* Start Material provided *
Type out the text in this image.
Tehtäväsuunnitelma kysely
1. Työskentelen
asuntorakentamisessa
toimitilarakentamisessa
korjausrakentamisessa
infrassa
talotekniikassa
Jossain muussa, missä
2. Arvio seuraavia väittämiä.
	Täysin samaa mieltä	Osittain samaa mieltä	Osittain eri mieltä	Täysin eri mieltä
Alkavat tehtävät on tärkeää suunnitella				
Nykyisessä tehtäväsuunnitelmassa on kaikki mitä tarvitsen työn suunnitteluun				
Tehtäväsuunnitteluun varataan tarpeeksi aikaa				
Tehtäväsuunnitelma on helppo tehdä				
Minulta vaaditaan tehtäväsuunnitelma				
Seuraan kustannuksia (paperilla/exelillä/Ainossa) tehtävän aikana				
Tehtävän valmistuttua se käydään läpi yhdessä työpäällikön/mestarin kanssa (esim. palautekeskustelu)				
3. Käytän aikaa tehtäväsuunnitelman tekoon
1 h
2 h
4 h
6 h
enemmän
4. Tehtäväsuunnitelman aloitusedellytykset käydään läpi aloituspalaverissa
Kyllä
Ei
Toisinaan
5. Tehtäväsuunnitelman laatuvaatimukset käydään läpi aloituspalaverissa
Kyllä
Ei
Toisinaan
* End Material provided *
* [Task brief]
Collect each line holding the string "aloituspalaverissa".

* [Result below]
4. Tehtäväsuunnitelman aloitusedellytykset käydään läpi aloituspalaverissa
5. Tehtäväsuunnitelman laatuvaatimukset käydään läpi aloituspalaverissa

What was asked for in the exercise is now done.